The request: Count how many lines contain "ganseea" and reply with that number only.

Available records:
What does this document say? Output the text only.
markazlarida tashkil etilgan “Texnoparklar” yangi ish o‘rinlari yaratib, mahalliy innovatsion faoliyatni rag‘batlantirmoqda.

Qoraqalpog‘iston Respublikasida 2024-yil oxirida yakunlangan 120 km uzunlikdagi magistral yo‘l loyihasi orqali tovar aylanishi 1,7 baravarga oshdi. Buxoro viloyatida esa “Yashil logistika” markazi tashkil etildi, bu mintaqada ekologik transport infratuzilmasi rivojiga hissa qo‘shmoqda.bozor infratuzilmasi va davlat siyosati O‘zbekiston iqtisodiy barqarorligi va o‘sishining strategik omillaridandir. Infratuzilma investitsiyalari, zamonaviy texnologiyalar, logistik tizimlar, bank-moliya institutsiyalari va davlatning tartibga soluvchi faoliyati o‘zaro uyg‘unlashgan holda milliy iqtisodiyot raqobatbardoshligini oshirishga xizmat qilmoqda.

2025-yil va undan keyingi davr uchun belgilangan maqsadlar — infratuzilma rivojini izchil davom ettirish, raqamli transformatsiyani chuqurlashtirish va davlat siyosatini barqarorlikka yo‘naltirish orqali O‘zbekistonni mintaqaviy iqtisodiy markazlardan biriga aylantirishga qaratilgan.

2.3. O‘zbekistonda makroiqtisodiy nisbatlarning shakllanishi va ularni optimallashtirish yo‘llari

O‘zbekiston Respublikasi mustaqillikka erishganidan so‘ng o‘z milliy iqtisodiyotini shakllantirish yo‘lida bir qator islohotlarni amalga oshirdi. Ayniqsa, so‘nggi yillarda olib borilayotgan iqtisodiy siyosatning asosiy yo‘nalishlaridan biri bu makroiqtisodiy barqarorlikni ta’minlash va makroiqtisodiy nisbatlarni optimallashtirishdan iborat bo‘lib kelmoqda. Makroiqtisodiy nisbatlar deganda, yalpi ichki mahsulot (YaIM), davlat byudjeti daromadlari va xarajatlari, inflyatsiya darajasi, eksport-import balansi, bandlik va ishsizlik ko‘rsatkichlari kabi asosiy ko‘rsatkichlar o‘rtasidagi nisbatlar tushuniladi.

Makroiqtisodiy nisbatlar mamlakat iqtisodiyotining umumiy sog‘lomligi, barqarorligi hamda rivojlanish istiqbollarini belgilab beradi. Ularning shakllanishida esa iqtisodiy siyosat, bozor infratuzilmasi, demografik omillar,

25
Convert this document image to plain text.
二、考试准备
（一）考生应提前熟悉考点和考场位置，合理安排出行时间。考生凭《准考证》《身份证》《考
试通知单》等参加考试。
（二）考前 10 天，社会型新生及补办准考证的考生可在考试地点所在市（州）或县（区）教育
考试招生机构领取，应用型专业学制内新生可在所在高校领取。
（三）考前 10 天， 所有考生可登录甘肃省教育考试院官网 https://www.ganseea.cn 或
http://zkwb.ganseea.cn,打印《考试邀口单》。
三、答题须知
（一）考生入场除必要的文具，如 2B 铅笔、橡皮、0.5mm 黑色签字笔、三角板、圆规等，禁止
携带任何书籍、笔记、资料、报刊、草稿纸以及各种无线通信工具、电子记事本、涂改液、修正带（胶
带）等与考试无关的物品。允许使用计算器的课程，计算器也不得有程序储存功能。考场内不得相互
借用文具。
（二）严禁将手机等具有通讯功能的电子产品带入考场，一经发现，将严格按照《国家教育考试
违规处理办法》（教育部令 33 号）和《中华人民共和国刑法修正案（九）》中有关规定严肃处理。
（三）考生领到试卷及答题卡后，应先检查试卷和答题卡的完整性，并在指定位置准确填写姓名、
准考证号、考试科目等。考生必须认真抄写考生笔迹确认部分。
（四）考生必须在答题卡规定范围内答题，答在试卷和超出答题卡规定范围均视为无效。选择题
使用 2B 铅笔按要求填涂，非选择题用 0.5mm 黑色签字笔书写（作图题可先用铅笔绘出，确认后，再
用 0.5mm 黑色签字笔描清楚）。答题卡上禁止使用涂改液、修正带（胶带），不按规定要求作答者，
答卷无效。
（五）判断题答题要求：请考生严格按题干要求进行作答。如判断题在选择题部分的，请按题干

Final result: 2